Each record below must be returned exactly as shown.

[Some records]
* start *

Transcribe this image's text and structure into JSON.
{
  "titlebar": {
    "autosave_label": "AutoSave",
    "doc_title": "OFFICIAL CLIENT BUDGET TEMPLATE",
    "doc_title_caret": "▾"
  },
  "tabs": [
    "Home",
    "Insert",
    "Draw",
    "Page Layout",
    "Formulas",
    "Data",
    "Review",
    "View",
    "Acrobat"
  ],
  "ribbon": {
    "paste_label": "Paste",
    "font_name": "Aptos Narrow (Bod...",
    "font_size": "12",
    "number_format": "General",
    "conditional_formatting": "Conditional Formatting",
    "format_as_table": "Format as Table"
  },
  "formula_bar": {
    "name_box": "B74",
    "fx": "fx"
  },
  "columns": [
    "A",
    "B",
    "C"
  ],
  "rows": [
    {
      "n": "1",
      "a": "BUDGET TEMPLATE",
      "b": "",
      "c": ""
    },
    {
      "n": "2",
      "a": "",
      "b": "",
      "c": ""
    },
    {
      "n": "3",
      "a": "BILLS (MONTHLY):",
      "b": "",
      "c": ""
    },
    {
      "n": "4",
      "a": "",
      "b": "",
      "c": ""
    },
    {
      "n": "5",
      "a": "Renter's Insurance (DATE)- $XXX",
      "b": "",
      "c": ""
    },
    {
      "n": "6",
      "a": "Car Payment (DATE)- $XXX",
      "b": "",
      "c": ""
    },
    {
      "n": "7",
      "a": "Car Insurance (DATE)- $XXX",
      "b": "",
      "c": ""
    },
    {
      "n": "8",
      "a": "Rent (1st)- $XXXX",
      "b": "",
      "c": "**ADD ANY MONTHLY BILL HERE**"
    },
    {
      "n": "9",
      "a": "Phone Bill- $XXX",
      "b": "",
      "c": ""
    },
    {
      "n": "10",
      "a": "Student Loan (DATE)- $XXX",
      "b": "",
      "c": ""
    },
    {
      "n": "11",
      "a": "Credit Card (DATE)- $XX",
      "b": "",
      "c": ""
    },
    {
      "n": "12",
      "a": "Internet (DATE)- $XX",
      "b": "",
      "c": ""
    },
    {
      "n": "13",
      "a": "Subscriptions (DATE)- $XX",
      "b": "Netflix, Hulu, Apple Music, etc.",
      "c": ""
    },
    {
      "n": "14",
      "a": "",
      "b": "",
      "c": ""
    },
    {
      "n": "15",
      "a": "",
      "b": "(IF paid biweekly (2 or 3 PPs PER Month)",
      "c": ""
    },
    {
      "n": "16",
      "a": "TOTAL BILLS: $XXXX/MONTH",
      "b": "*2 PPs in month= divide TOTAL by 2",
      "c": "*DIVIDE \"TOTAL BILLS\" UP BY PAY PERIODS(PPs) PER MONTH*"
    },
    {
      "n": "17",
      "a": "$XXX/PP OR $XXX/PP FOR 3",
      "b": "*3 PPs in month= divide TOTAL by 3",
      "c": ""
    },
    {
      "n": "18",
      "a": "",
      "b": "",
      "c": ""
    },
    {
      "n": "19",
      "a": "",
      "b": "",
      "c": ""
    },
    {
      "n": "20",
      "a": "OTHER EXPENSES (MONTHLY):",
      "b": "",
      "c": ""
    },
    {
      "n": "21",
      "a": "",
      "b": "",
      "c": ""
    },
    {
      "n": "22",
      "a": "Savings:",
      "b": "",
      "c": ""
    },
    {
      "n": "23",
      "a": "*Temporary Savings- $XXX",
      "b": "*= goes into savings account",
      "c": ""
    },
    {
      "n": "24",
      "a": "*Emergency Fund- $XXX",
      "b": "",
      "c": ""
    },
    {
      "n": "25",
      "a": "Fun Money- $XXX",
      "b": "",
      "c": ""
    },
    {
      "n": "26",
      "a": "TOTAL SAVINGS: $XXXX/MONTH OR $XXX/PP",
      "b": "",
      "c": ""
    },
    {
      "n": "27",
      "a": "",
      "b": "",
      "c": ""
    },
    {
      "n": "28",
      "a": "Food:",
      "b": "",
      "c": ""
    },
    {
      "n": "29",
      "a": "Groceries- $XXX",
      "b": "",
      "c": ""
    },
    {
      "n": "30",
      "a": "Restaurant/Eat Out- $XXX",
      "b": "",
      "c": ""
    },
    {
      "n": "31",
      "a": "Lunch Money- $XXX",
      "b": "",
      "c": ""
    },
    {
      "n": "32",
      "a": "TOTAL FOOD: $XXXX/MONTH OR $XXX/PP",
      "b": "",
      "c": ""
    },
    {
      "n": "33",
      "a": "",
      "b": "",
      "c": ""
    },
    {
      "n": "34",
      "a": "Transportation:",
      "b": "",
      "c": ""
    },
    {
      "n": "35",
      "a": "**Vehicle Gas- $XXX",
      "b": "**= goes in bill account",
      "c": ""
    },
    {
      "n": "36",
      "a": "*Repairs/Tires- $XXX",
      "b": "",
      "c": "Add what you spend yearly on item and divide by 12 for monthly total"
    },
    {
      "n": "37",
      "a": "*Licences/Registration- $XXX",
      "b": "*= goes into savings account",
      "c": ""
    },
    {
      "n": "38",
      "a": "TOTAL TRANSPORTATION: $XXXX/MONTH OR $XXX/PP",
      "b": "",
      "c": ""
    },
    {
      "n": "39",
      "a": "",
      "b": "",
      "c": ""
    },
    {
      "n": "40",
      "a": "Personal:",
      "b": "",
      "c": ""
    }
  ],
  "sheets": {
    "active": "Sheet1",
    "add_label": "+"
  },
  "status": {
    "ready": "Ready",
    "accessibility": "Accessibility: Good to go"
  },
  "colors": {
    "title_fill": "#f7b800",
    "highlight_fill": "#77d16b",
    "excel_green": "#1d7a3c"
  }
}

* end *

Task response —
Transcribe this image's text and structure into JSON.
{
  "titlebar": {
    "autosave_label": "AutoSave",
    "doc_title": "OFFICIAL CLIENT BUDGET TEMPLATE",
    "doc_title_caret": "▾"
  },
  "tabs": [
    "Home",
    "Insert",
    "Draw",
    "Page Layout",
    "Formulas",
    "Data",
    "Review",
    "View",
    "Acrobat"
  ],
  "ribbon": {
    "paste_label": "Paste",
    "font_name": "Aptos Narrow (Bod...",
    "font_size": "12",
    "number_format": "General",
    "conditional_formatting": "Conditional Formatting",
    "format_as_table": "Format as Table"
  },
  "formula_bar": {
    "name_box": "B74",
    "fx": "fx"
  },
  "columns": [
    "A",
    "B",
    "C"
  ],
  "rows": [
    {
      "n": "1",
      "a": "BUDGET TEMPLATE",
      "b": "",
      "c": ""
    },
    {
      "n": "2",
      "a": "",
      "b": "",
      "c": ""
    },
    {
      "n": "3",
      "a": "BILLS (MONTHLY):",
      "b": "",
      "c": ""
    },
    {
      "n": "4",
      "a": "",
      "b": "",
      "c": ""
    },
    {
      "n": "5",
      "a": "Renter's Insurance (DATE)- $XXX",
      "b": "",
      "c": ""
    },
    {
      "n": "6",
      "a": "Car Payment (DATE)- $XXX",
      "b": "",
      "c": ""
    },
    {
      "n": "7",
      "a": "Car Insurance (DATE)- $XXX",
      "b": "",
      "c": ""
    },
    {
      "n": "8",
      "a": "Rent (1st)- $XXXX",
      "b": "",
      "c": "**ADD ANY MONTHLY BILL HERE**"
    },
    {
      "n": "9",
      "a": "Phone Bill- $XXX",
      "b": "",
      "c": ""
    },
    {
      "n": "10",
      "a": "Student Loan (DATE)- $XXX",
      "b": "",
      "c": ""
    },
    {
      "n": "11",
      "a": "Credit Card (DATE)- $XX",
      "b": "",
      "c": ""
    },
    {
      "n": "12",
      "a": "Internet (DATE)- $XX",
      "b": "",
      "c": ""
    },
    {
      "n": "13",
      "a": "Subscriptions (DATE)- $XX",
      "b": "Netflix, Hulu, Apple Music, etc.",
      "c": ""
    },
    {
      "n": "14",
      "a": "",
      "b": "",
      "c": ""
    },
    {
      "n": "15",
      "a": "",
      "b": "(IF paid biweekly (2 or 3 PPs PER Month)",
      "c": ""
    },
    {
      "n": "16",
      "a": "TOTAL BILLS: $XXXX/MONTH",
      "b": "*2 PPs in month= divide TOTAL by 2",
      "c": "*DIVIDE \"TOTAL BILLS\" UP BY PAY PERIODS(PPs) PER MONTH*"
    },
    {
      "n": "17",
      "a": "$XXX/PP OR $XXX/PP FOR 3",
      "b": "*3 PPs in month= divide TOTAL by 3",
      "c": ""
    },
    {
      "n": "18",
      "a": "",
      "b": "",
      "c": ""
    },
    {
      "n": "19",
      "a": "",
      "b": "",
      "c": ""
    },
    {
      "n": "20",
      "a": "OTHER EXPENSES (MONTHLY):",
      "b": "",
      "c": ""
    },
    {
      "n": "21",
      "a": "",
      "b": "",
      "c": ""
    },
    {
      "n": "22",
      "a": "Savings:",
      "b": "",
      "c": ""
    },
    {
      "n": "23",
      "a": "*Temporary Savings- $XXX",
      "b": "*= goes into savings account",
      "c": ""
    },
    {
      "n": "24",
      "a": "*Emergency Fund- $XXX",
      "b": "",
      "c": ""
    },
    {
      "n": "25",
      "a": "Fun Money- $XXX",
      "b": "",
      "c": ""
    },
    {
      "n": "26",
      "a": "TOTAL SAVINGS: $XXXX/MONTH OR $XXX/PP",
      "b": "",
      "c": ""
    },
    {
      "n": "27",
      "a": "",
      "b": "",
      "c": ""
    },
    {
      "n": "28",
      "a": "Food:",
      "b": "",
      "c": ""
    },
    {
      "n": "29",
      "a": "Groceries- $XXX",
      "b": "",
      "c": ""
    },
    {
      "n": "30",
      "a": "Restaurant/Eat Out- $XXX",
      "b": "",
      "c": ""
    },
    {
      "n": "31",
      "a": "Lunch Money- $XXX",
      "b": "",
      "c": ""
    },
    {
      "n": "32",
      "a": "TOTAL FOOD: $XXXX/MONTH OR $XXX/PP",
      "b": "",
      "c": ""
    },
    {
      "n": "33",
      "a": "",
      "b": "",
      "c": ""
    },
    {
      "n": "34",
      "a": "Transportation:",
      "b": "",
      "c": ""
    },
    {
      "n": "35",
      "a": "**Vehicle Gas- $XXX",
      "b": "**= goes in bill account",
      "c": ""
    },
    {
      "n": "36",
      "a": "*Repairs/Tires- $XXX",
      "b": "",
      "c": "Add what you spend yearly on item and divide by 12 for monthly total"
    },
    {
      "n": "37",
      "a": "*Licences/Registration- $XXX",
      "b": "*= goes into savings account",
      "c": ""
    },
    {
      "n": "38",
      "a": "TOTAL TRANSPORTATION: $XXXX/MONTH OR $XXX/PP",
      "b": "",
      "c": ""
    },
    {
      "n": "39",
      "a": "",
      "b": "",
      "c": ""
    },
    {
      "n": "40",
      "a": "Personal:",
      "b": "",
      "c": ""
    }
  ],
  "sheets": {
    "active": "Sheet1",
    "add_label": "+"
  },
  "status": {
    "ready": "Ready",
    "accessibility": "Accessibility: Good to go"
  },
  "colors": {
    "title_fill": "#f7b800",
    "highlight_fill": "#77d16b",
    "excel_green": "#1d7a3c"
  }
}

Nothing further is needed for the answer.